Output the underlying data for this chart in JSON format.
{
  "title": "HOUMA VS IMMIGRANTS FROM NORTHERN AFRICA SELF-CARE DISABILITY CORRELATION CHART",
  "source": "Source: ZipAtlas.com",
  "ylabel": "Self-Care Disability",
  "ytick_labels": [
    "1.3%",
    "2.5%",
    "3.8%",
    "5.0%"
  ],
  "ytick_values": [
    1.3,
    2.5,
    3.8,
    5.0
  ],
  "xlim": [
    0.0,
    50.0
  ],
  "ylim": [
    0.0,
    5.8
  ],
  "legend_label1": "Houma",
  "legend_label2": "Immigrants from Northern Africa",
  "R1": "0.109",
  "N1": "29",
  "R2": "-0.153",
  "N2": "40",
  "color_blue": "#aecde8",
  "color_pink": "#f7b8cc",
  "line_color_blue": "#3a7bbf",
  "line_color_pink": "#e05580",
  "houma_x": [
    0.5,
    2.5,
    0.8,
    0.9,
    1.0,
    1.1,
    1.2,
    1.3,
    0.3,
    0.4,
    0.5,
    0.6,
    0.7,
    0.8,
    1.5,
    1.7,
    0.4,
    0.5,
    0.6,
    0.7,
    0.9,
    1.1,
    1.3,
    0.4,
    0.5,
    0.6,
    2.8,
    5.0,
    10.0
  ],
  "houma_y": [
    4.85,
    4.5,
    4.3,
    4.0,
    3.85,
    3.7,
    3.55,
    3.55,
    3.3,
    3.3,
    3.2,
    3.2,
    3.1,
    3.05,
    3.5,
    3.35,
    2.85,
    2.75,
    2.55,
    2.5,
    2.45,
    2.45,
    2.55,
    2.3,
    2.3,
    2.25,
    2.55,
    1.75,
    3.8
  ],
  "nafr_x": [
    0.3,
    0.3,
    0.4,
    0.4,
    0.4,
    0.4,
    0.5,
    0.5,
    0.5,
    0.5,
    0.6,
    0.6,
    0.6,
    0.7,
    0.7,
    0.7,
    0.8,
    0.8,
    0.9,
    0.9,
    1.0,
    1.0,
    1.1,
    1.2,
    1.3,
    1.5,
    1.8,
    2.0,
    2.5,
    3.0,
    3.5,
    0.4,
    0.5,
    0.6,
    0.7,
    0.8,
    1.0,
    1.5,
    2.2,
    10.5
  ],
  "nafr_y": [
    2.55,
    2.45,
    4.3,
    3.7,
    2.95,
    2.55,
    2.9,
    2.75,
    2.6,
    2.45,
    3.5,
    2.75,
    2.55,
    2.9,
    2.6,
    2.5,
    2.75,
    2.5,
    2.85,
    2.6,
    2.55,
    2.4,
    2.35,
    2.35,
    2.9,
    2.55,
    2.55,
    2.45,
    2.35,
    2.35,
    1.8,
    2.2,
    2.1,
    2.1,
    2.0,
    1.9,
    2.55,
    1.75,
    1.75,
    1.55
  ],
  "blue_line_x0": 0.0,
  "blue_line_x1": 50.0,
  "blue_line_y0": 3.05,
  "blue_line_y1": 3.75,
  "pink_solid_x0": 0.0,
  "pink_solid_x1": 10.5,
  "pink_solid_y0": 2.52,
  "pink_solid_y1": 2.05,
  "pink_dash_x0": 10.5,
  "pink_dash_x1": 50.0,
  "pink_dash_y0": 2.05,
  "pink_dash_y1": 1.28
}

++++

## WHAT IS NEEDED
Produce an exact copy of the whole listing.

## THE COMPLETED TASK
Output the underlying data for this chart in JSON format.
{
  "title": "HOUMA VS IMMIGRANTS FROM NORTHERN AFRICA SELF-CARE DISABILITY CORRELATION CHART",
  "source": "Source: ZipAtlas.com",
  "ylabel": "Self-Care Disability",
  "ytick_labels": [
    "1.3%",
    "2.5%",
    "3.8%",
    "5.0%"
  ],
  "ytick_values": [
    1.3,
    2.5,
    3.8,
    5.0
  ],
  "xlim": [
    0.0,
    50.0
  ],
  "ylim": [
    0.0,
    5.8
  ],
  "legend_label1": "Houma",
  "legend_label2": "Immigrants from Northern Africa",
  "R1": "0.109",
  "N1": "29",
  "R2": "-0.153",
  "N2": "40",
  "color_blue": "#aecde8",
  "color_pink": "#f7b8cc",
  "line_color_blue": "#3a7bbf",
  "line_color_pink": "#e05580",
  "houma_x": [
    0.5,
    2.5,
    0.8,
    0.9,
    1.0,
    1.1,
    1.2,
    1.3,
    0.3,
    0.4,
    0.5,
    0.6,
    0.7,
    0.8,
    1.5,
    1.7,
    0.4,
    0.5,
    0.6,
    0.7,
    0.9,
    1.1,
    1.3,
    0.4,
    0.5,
    0.6,
    2.8,
    5.0,
    10.0
  ],
  "houma_y": [
    4.85,
    4.5,
    4.3,
    4.0,
    3.85,
    3.7,
    3.55,
    3.55,
    3.3,
    3.3,
    3.2,
    3.2,
    3.1,
    3.05,
    3.5,
    3.35,
    2.85,
    2.75,
    2.55,
    2.5,
    2.45,
    2.45,
    2.55,
    2.3,
    2.3,
    2.25,
    2.55,
    1.75,
    3.8
  ],
  "nafr_x": [
    0.3,
    0.3,
    0.4,
    0.4,
    0.4,
    0.4,
    0.5,
    0.5,
    0.5,
    0.5,
    0.6,
    0.6,
    0.6,
    0.7,
    0.7,
    0.7,
    0.8,
    0.8,
    0.9,
    0.9,
    1.0,
    1.0,
    1.1,
    1.2,
    1.3,
    1.5,
    1.8,
    2.0,
    2.5,
    3.0,
    3.5,
    0.4,
    0.5,
    0.6,
    0.7,
    0.8,
    1.0,
    1.5,
    2.2,
    10.5
  ],
  "nafr_y": [
    2.55,
    2.45,
    4.3,
    3.7,
    2.95,
    2.55,
    2.9,
    2.75,
    2.6,
    2.45,
    3.5,
    2.75,
    2.55,
    2.9,
    2.6,
    2.5,
    2.75,
    2.5,
    2.85,
    2.6,
    2.55,
    2.4,
    2.35,
    2.35,
    2.9,
    2.55,
    2.55,
    2.45,
    2.35,
    2.35,
    1.8,
    2.2,
    2.1,
    2.1,
    2.0,
    1.9,
    2.55,
    1.75,
    1.75,
    1.55
  ],
  "blue_line_x0": 0.0,
  "blue_line_x1": 50.0,
  "blue_line_y0": 3.05,
  "blue_line_y1": 3.75,
  "pink_solid_x0": 0.0,
  "pink_solid_x1": 10.5,
  "pink_solid_y0": 2.52,
  "pink_solid_y1": 2.05,
  "pink_dash_x0": 10.5,
  "pink_dash_x1": 50.0,
  "pink_dash_y0": 2.05,
  "pink_dash_y1": 1.28
}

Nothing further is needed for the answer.